Given request:
Omit the images, then output each of the records below exactly.

Dataset excerpts:
* * * * * * *
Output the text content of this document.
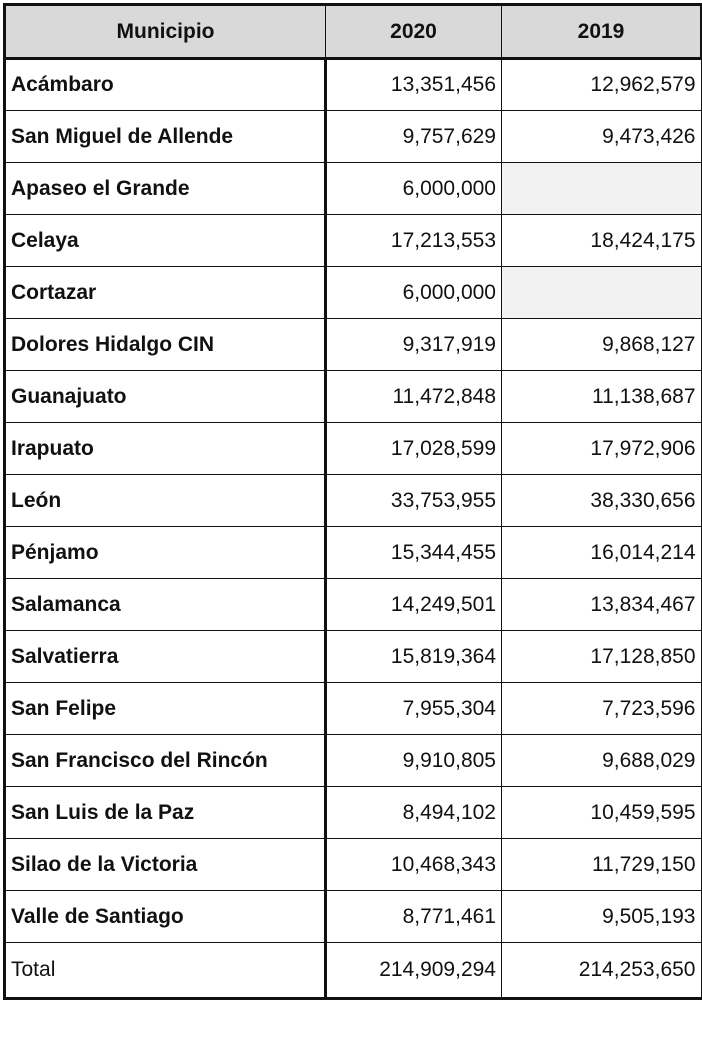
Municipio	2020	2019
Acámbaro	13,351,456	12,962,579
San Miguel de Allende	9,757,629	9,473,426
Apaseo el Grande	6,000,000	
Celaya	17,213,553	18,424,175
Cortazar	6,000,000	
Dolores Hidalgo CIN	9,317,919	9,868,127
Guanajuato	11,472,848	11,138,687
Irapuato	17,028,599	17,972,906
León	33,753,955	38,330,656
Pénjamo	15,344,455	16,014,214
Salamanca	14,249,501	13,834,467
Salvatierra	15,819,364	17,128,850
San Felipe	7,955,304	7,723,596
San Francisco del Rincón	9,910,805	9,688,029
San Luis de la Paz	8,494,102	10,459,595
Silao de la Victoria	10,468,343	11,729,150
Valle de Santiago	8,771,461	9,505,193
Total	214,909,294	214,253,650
* * * * * * *
The solution:
Output the text content of this document.
Municipio	2020	2019
Acámbaro	13,351,456	12,962,579
San Miguel de Allende	9,757,629	9,473,426
Apaseo el Grande	6,000,000	
Celaya	17,213,553	18,424,175
Cortazar	6,000,000	
Dolores Hidalgo CIN	9,317,919	9,868,127
Guanajuato	11,472,848	11,138,687
Irapuato	17,028,599	17,972,906
León	33,753,955	38,330,656
Pénjamo	15,344,455	16,014,214
Salamanca	14,249,501	13,834,467
Salvatierra	15,819,364	17,128,850
San Felipe	7,955,304	7,723,596
San Francisco del Rincón	9,910,805	9,688,029
San Luis de la Paz	8,494,102	10,459,595
Silao de la Victoria	10,468,343	11,729,150
Valle de Santiago	8,771,461	9,505,193
Total	214,909,294	214,253,650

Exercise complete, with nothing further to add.